--- start ---

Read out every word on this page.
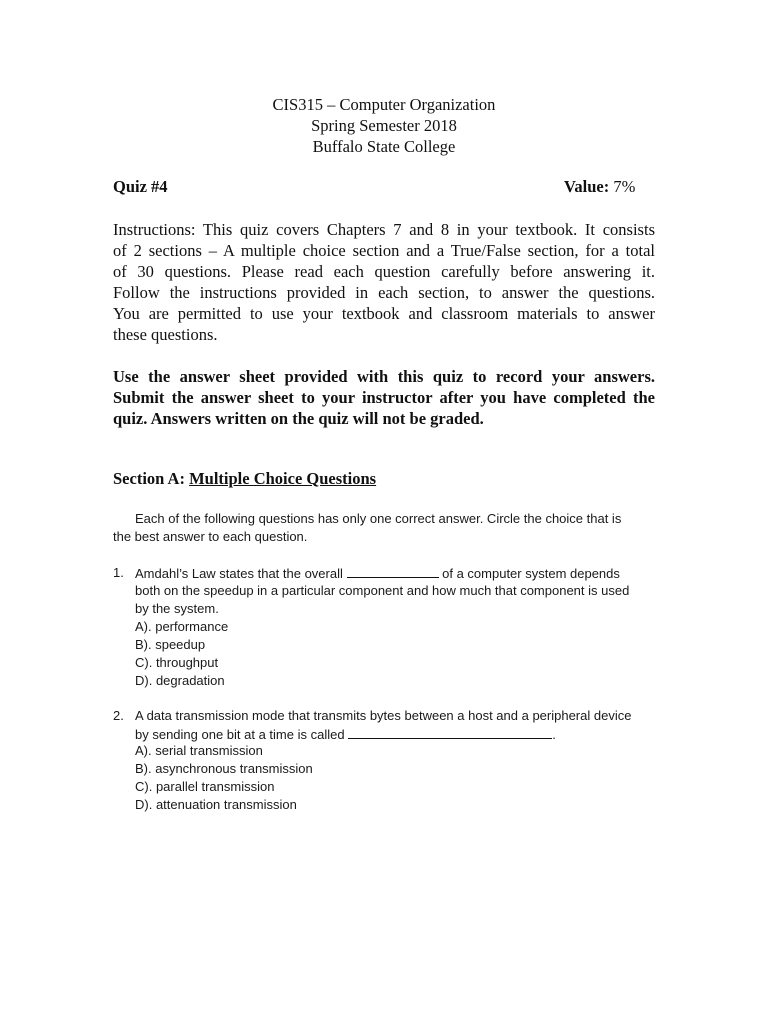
CIS315 – Computer Organization
Spring Semester 2018
Buffalo State College
Quiz #4	Value: 7%
Instructions: This quiz covers Chapters 7 and 8 in your textbook. It consists
of 2 sections – A multiple choice section and a True/False section, for a total
of 30 questions. Please read each question carefully before answering it.
Follow the instructions provided in each section, to answer the questions.
You are permitted to use your textbook and classroom materials to answer
these questions.
Use the answer sheet provided with this quiz to record your answers.
Submit the answer sheet to your instructor after you have completed the
quiz. Answers written on the quiz will not be graded.
Section A: Multiple Choice Questions
Each of the following questions has only one correct answer. Circle the choice that is
the best answer to each question.
1. Amdahl’s Law states that the overall	of a computer system depends
both on the speedup in a particular component and how much that component is used
by the system.
A). performance
B). speedup
C). throughput
D). degradation
2. A data transmission mode that transmits bytes between a host and a peripheral device
by sending one bit at a time is called	.
A). serial transmission
B). asynchronous transmission
C). parallel transmission
D). attenuation transmission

--- end ---

What to do :: Pick out and copy the lines of the entries that hold the string "system".

Problem solution ::
1. Amdahl’s Law states that the overall	of a computer system depends
by the system.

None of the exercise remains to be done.